Your instructions: Turn the material below into a numbered list, one item per line, and leave out any blank lines.

Exercise materials:

* * * * * * *

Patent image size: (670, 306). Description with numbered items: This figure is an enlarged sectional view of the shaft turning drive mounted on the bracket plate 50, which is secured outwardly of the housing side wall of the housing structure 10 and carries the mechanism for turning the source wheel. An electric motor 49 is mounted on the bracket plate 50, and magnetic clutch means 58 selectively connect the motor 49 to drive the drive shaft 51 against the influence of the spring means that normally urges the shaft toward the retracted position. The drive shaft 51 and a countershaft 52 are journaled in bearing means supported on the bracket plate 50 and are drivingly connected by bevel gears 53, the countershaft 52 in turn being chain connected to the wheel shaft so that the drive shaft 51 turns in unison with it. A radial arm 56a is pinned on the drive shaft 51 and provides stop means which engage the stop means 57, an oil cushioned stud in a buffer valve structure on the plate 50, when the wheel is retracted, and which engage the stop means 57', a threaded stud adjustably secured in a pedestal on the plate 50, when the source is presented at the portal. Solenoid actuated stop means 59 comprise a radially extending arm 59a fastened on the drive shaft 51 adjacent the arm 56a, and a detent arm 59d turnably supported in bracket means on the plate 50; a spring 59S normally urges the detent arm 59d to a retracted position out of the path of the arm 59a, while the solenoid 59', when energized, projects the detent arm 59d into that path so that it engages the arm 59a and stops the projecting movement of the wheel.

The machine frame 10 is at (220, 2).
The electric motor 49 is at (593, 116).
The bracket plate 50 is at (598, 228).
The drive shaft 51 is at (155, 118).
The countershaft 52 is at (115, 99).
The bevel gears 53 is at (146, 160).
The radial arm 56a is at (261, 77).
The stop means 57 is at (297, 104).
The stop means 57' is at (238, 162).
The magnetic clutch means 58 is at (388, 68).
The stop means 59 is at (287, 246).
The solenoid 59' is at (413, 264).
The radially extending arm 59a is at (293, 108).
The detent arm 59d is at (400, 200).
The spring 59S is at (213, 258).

* * * * * * *

Answer below:
1. Patent image size: (670, 306). Description with numbered items: This figure is an enlarged sectional view of the shaft turning drive mounted on the bracket plate 50, which is secured outwardly of the housing side wall of the housing structure 10 and carries the mechanism for turning the source wheel. An electric motor 49 is mounted on the bracket plate 50, and magnetic clutch means 58 selectively connect the motor 49 to drive the drive shaft 51 against the influence of the spring means that normally urges the shaft toward the retracted position. The drive shaft 51 and a countershaft 52 are journaled in bearing means supported on the bracket plate 50 and are drivingly connected by bevel gears 53, the countershaft 52 in turn being chain connected to the wheel shaft so that the drive shaft 51 turns in unison with it. A radial arm 56a is pinned on the drive shaft 51 and provides stop means which engage the stop means 57, an oil cushioned stud in a buffer valve structure on the plate 50, when the wheel is retracted, and which engage the stop means 57', a threaded stud adjustably secured in a pedestal on the plate 50, when the source is presented at the portal. Solenoid actuated stop means 59 comprise a radially extending arm 59a fastened on the drive shaft 51 adjacent the arm 56a, and a detent arm 59d turnably supported in bracket means on the plate 50; a spring 59S normally urges the detent arm 59d to a retracted position out of the path of the arm 59a, while the solenoid 59', when energized, projects the detent arm 59d into that path so that it engages the arm 59a and stops the projecting movement of the wheel.
2. The machine frame 10 is at (220, 2).
3. The electric motor 49 is at (593, 116).
4. The bracket plate 50 is at (598, 228).
5. The drive shaft 51 is at (155, 118).
6. The countershaft 52 is at (115, 99).
7. The bevel gears 53 is at (146, 160).
8. The radial arm 56a is at (261, 77).
9. The stop means 57 is at (297, 104).
10. The stop means 57' is at (238, 162).
11. The magnetic clutch means 58 is at (388, 68).
12. The stop means 59 is at (287, 246).
13. The solenoid 59' is at (413, 264).
14. The radially extending arm 59a is at (293, 108).
15. The detent arm 59d is at (400, 200).
16. The spring 59S is at (213, 258).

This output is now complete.